→ **GOAL OF THE EXERCISE**
Take the listing and print it in full, exactly as given.

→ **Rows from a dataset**
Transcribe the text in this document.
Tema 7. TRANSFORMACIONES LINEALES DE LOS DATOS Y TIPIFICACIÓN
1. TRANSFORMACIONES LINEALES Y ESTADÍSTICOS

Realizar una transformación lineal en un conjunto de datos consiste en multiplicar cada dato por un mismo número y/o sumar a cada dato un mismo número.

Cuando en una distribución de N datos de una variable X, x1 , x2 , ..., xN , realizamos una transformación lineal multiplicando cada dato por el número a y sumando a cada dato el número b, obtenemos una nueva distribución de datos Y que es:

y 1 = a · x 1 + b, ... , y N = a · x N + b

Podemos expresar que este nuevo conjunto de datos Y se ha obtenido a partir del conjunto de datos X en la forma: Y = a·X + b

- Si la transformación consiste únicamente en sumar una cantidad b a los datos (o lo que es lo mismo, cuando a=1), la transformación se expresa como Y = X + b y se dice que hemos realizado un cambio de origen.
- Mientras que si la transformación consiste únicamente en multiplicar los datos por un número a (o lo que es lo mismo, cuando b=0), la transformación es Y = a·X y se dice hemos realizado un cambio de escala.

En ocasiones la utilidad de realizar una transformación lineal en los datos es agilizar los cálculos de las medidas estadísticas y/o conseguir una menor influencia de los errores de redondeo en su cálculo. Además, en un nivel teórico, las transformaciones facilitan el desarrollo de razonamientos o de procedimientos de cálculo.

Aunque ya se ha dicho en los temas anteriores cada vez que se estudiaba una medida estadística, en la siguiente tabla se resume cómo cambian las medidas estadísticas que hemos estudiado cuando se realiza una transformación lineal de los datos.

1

→ **OUTPUT**
Transcribe the text in this document.
Tema 7. TRANSFORMACIONES LINEALES DE LOS DATOS Y TIPIFICACIÓN
1. TRANSFORMACIONES LINEALES Y ESTADÍSTICOS

Realizar una transformación lineal en un conjunto de datos consiste en multiplicar cada dato por un mismo número y/o sumar a cada dato un mismo número.

Cuando en una distribución de N datos de una variable X, x1 , x2 , ..., xN , realizamos una transformación lineal multiplicando cada dato por el número a y sumando a cada dato el número b, obtenemos una nueva distribución de datos Y que es:

y 1 = a · x 1 + b, ... , y N = a · x N + b

Podemos expresar que este nuevo conjunto de datos Y se ha obtenido a partir del conjunto de datos X en la forma: Y = a·X + b

- Si la transformación consiste únicamente en sumar una cantidad b a los datos (o lo que es lo mismo, cuando a=1), la transformación se expresa como Y = X + b y se dice que hemos realizado un cambio de origen.
- Mientras que si la transformación consiste únicamente en multiplicar los datos por un número a (o lo que es lo mismo, cuando b=0), la transformación es Y = a·X y se dice hemos realizado un cambio de escala.

En ocasiones la utilidad de realizar una transformación lineal en los datos es agilizar los cálculos de las medidas estadísticas y/o conseguir una menor influencia de los errores de redondeo en su cálculo. Además, en un nivel teórico, las transformaciones facilitan el desarrollo de razonamientos o de procedimientos de cálculo.

Aunque ya se ha dicho en los temas anteriores cada vez que se estudiaba una medida estadística, en la siguiente tabla se resume cómo cambian las medidas estadísticas que hemos estudiado cuando se realiza una transformación lineal de los datos.

1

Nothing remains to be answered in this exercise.